>> START Entries supplied

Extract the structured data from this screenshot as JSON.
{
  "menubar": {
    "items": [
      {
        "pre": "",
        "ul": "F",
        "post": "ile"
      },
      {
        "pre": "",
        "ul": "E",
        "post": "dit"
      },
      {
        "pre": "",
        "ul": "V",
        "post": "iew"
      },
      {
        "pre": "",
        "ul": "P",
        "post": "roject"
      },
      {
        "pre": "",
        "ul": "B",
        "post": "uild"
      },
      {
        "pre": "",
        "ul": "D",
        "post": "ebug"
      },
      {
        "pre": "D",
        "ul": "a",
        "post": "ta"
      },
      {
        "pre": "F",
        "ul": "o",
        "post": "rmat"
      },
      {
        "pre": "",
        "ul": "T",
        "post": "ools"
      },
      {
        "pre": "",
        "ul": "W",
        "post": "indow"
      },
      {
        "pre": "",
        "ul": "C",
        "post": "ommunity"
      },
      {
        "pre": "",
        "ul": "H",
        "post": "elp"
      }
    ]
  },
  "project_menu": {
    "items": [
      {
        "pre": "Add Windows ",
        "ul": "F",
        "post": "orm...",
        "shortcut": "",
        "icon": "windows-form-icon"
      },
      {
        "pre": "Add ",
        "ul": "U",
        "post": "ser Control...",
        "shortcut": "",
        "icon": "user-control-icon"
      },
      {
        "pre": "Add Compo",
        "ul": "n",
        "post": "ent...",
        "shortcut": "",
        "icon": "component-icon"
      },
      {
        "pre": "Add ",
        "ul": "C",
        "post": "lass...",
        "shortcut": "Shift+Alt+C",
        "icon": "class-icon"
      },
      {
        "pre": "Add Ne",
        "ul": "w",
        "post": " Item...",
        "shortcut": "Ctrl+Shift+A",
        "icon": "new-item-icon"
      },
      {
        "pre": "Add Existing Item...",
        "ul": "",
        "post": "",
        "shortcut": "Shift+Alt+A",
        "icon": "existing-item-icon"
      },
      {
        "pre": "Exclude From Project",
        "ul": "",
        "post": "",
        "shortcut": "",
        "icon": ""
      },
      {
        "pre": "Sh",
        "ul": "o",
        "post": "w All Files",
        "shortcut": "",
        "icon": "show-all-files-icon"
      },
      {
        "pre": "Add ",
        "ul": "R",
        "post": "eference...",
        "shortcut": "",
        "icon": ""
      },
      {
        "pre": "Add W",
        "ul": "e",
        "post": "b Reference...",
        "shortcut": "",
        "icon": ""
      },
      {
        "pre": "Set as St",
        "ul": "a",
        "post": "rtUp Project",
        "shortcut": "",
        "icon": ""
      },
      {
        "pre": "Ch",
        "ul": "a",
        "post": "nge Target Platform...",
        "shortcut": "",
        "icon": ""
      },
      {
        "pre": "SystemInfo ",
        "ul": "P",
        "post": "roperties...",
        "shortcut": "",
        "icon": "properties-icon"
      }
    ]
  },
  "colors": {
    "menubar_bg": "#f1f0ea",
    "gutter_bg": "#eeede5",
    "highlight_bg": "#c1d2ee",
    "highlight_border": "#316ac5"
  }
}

>> END Entries supplied

Brief ::
Restate each record word for word.

Task result ::
Extract the structured data from this screenshot as JSON.
{
  "menubar": {
    "items": [
      {
        "pre": "",
        "ul": "F",
        "post": "ile"
      },
      {
        "pre": "",
        "ul": "E",
        "post": "dit"
      },
      {
        "pre": "",
        "ul": "V",
        "post": "iew"
      },
      {
        "pre": "",
        "ul": "P",
        "post": "roject"
      },
      {
        "pre": "",
        "ul": "B",
        "post": "uild"
      },
      {
        "pre": "",
        "ul": "D",
        "post": "ebug"
      },
      {
        "pre": "D",
        "ul": "a",
        "post": "ta"
      },
      {
        "pre": "F",
        "ul": "o",
        "post": "rmat"
      },
      {
        "pre": "",
        "ul": "T",
        "post": "ools"
      },
      {
        "pre": "",
        "ul": "W",
        "post": "indow"
      },
      {
        "pre": "",
        "ul": "C",
        "post": "ommunity"
      },
      {
        "pre": "",
        "ul": "H",
        "post": "elp"
      }
    ]
  },
  "project_menu": {
    "items": [
      {
        "pre": "Add Windows ",
        "ul": "F",
        "post": "orm...",
        "shortcut": "",
        "icon": "windows-form-icon"
      },
      {
        "pre": "Add ",
        "ul": "U",
        "post": "ser Control...",
        "shortcut": "",
        "icon": "user-control-icon"
      },
      {
        "pre": "Add Compo",
        "ul": "n",
        "post": "ent...",
        "shortcut": "",
        "icon": "component-icon"
      },
      {
        "pre": "Add ",
        "ul": "C",
        "post": "lass...",
        "shortcut": "Shift+Alt+C",
        "icon": "class-icon"
      },
      {
        "pre": "Add Ne",
        "ul": "w",
        "post": " Item...",
        "shortcut": "Ctrl+Shift+A",
        "icon": "new-item-icon"
      },
      {
        "pre": "Add Existing Item...",
        "ul": "",
        "post": "",
        "shortcut": "Shift+Alt+A",
        "icon": "existing-item-icon"
      },
      {
        "pre": "Exclude From Project",
        "ul": "",
        "post": "",
        "shortcut": "",
        "icon": ""
      },
      {
        "pre": "Sh",
        "ul": "o",
        "post": "w All Files",
        "shortcut": "",
        "icon": "show-all-files-icon"
      },
      {
        "pre": "Add ",
        "ul": "R",
        "post": "eference...",
        "shortcut": "",
        "icon": ""
      },
      {
        "pre": "Add W",
        "ul": "e",
        "post": "b Reference...",
        "shortcut": "",
        "icon": ""
      },
      {
        "pre": "Set as St",
        "ul": "a",
        "post": "rtUp Project",
        "shortcut": "",
        "icon": ""
      },
      {
        "pre": "Ch",
        "ul": "a",
        "post": "nge Target Platform...",
        "shortcut": "",
        "icon": ""
      },
      {
        "pre": "SystemInfo ",
        "ul": "P",
        "post": "roperties...",
        "shortcut": "",
        "icon": "properties-icon"
      }
    ]
  },
  "colors": {
    "menubar_bg": "#f1f0ea",
    "gutter_bg": "#eeede5",
    "highlight_bg": "#c1d2ee",
    "highlight_border": "#316ac5"
  }
}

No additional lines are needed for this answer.